═══ Source data
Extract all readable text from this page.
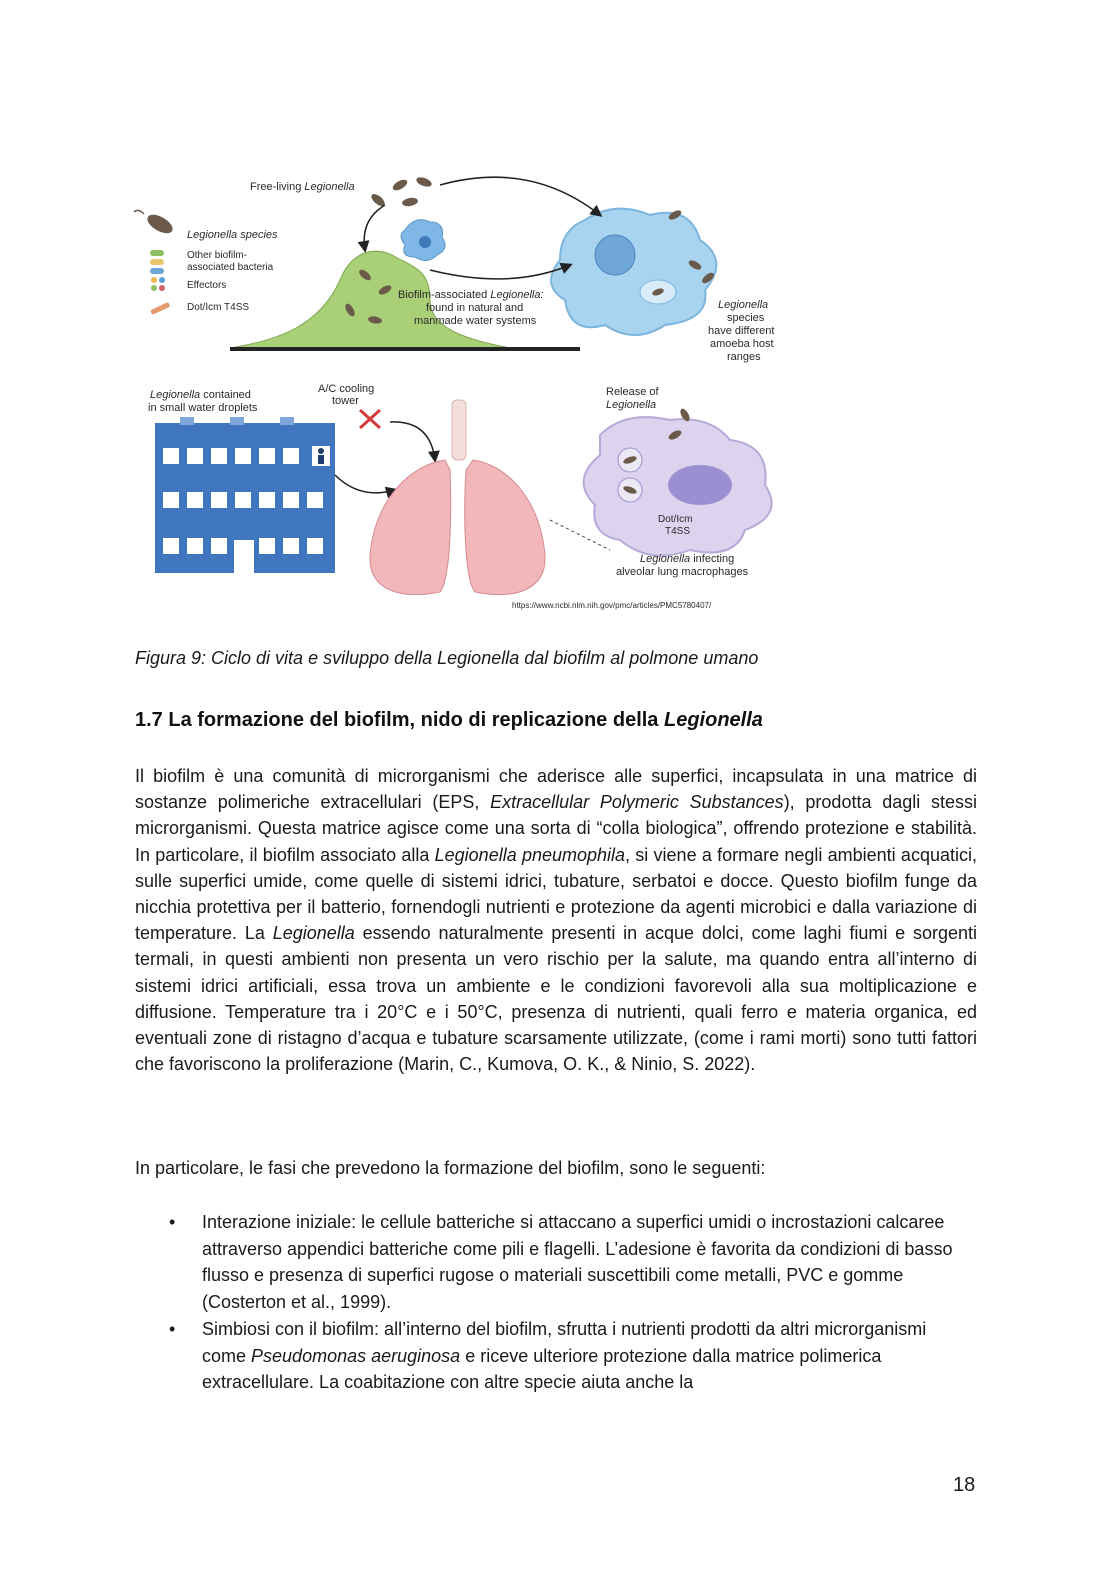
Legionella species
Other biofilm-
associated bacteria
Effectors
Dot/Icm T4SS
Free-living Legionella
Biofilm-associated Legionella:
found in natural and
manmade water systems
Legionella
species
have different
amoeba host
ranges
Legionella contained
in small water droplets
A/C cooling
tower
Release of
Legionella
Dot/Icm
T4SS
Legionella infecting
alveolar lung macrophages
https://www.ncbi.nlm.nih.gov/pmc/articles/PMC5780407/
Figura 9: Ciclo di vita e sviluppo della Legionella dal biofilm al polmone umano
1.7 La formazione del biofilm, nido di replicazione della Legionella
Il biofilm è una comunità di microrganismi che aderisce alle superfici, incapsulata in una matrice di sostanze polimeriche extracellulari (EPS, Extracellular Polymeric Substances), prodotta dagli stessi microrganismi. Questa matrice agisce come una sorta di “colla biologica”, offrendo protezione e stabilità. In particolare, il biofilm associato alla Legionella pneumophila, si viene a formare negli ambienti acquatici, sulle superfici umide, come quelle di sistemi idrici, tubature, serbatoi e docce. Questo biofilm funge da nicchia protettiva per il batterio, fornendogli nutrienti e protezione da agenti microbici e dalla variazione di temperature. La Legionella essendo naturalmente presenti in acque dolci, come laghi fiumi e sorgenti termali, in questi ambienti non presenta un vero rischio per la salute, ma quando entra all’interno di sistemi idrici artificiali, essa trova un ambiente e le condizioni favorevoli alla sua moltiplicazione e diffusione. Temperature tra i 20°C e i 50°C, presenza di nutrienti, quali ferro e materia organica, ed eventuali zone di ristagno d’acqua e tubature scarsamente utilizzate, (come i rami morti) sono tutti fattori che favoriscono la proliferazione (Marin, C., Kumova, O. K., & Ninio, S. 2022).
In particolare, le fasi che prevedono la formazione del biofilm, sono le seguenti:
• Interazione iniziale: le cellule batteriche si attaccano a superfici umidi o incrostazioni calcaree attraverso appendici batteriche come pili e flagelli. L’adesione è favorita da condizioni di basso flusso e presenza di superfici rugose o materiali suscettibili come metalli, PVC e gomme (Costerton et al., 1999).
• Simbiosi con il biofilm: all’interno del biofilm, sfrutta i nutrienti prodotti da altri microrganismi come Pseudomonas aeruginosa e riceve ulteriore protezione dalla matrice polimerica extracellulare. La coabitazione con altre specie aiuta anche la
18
══════
═══ Source data
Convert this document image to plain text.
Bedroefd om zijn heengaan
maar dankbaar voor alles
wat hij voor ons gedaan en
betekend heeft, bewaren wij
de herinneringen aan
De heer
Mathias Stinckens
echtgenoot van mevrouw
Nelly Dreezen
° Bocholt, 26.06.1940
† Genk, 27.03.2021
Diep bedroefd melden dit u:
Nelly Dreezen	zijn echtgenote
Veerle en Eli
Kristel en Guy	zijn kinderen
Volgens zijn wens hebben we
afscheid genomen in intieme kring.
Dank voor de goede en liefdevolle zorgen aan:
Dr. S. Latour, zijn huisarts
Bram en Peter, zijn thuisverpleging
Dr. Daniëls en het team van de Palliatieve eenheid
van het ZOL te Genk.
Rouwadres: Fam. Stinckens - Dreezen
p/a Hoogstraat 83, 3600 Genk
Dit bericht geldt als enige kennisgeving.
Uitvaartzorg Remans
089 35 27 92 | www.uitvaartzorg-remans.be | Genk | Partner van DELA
══════
Task to carry out ▸
Copy out every line of the data where the word "Genk" occurs.

Task output ▸
† Genk, 27.03.2021
van het ZOL te Genk.
p/a Hoogstraat 83, 3600 Genk
089 35 27 92 | www.uitvaartzorg-remans.be | Genk | Partner van DELA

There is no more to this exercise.